▸ Rows
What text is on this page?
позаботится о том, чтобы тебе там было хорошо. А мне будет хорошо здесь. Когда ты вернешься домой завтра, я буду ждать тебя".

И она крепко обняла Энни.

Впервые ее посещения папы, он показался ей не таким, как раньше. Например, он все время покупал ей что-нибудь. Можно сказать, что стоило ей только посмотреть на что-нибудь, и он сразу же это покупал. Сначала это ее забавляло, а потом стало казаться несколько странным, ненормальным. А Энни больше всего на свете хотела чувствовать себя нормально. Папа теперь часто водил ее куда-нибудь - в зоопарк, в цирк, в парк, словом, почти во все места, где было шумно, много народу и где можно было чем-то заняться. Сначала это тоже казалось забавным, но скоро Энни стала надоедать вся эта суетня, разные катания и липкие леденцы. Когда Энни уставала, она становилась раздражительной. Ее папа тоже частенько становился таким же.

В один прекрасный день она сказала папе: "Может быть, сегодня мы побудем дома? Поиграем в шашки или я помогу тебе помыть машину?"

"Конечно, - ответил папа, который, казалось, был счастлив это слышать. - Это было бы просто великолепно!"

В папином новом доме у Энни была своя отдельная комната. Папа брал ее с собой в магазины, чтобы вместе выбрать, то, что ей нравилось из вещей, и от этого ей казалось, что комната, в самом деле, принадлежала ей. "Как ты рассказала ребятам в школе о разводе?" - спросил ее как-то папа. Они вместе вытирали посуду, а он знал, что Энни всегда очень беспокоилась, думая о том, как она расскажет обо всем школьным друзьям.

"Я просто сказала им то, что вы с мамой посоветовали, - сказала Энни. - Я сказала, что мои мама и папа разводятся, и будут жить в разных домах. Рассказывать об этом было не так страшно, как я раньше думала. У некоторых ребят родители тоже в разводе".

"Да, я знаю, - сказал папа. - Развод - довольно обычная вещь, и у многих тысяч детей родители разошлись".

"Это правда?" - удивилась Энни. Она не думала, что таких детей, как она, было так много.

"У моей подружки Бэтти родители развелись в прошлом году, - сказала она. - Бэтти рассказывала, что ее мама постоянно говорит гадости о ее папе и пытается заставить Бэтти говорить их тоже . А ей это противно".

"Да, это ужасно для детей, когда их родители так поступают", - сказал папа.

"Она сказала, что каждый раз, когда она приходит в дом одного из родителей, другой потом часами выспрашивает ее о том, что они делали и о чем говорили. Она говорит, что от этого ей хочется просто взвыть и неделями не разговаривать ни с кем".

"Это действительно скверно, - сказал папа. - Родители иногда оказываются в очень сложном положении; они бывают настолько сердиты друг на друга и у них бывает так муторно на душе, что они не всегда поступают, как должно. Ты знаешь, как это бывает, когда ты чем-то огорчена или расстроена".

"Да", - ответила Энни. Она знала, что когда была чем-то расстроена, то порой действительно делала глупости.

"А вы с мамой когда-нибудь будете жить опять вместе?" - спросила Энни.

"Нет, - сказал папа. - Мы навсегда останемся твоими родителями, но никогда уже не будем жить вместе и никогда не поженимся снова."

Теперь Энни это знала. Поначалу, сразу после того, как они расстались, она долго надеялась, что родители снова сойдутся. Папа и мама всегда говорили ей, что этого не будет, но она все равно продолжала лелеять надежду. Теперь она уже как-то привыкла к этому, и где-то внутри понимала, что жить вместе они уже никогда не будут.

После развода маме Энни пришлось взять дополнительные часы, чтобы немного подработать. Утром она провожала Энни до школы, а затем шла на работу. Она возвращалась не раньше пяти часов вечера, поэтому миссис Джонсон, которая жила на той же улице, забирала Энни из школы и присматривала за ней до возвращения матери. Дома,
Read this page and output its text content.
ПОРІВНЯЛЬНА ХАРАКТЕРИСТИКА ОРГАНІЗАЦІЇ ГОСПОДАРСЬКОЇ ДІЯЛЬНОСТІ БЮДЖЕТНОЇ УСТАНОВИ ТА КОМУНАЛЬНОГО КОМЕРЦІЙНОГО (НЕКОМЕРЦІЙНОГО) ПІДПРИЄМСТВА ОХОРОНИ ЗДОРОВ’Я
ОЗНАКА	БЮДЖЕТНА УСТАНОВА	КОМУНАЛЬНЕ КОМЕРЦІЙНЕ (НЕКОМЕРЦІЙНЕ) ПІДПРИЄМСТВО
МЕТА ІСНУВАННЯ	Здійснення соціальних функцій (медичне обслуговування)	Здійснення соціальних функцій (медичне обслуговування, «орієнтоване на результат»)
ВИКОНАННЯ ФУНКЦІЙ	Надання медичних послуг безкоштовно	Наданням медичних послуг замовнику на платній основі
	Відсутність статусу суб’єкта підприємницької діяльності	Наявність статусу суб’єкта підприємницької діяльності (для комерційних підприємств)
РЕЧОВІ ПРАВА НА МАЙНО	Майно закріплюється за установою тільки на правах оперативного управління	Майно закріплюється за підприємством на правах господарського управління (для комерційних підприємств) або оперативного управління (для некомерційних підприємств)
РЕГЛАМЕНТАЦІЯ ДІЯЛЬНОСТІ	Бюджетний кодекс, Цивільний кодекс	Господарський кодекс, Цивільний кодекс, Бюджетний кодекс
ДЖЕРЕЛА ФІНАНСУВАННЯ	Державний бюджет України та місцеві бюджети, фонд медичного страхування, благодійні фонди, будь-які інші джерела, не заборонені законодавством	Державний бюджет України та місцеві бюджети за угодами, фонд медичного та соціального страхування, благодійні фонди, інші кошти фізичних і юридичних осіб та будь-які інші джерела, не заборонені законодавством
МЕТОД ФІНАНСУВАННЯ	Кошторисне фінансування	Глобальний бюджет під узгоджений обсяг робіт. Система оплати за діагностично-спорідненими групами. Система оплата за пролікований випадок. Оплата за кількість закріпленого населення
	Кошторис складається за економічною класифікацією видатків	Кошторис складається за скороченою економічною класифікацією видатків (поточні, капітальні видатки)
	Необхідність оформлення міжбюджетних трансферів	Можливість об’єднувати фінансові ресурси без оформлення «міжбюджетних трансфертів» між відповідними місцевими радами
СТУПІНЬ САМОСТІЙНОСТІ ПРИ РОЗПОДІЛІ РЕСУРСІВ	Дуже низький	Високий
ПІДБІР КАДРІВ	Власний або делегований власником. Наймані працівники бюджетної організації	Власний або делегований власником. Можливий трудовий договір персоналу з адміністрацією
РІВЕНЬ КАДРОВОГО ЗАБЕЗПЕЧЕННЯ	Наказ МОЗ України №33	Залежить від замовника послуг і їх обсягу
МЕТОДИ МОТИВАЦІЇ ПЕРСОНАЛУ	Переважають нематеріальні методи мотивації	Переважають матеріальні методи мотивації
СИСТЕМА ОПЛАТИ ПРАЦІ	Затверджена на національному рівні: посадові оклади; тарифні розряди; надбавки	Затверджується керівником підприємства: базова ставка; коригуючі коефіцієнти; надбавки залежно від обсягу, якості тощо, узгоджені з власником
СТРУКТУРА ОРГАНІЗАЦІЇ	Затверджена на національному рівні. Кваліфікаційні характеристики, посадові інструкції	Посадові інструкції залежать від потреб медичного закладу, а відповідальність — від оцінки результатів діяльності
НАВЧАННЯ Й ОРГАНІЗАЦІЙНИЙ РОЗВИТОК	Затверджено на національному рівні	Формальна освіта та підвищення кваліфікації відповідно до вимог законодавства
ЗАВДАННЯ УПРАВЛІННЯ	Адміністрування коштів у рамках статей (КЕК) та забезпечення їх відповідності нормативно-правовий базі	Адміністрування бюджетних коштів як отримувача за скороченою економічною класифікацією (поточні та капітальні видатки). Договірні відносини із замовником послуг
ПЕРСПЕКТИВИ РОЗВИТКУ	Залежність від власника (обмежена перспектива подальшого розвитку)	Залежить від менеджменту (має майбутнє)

▸ Description of the task
Locate all lines in the listing above with the word "Залежить". Copy them.

▸ Solution to this problem
РІВЕНЬ КАДРОВОГО ЗАБЕЗПЕЧЕННЯ	Наказ МОЗ України №33	Залежить від замовника послуг і їх обсягу
ПЕРСПЕКТИВИ РОЗВИТКУ	Залежність від власника (обмежена перспектива подальшого розвитку)	Залежить від менеджменту (має майбутнє)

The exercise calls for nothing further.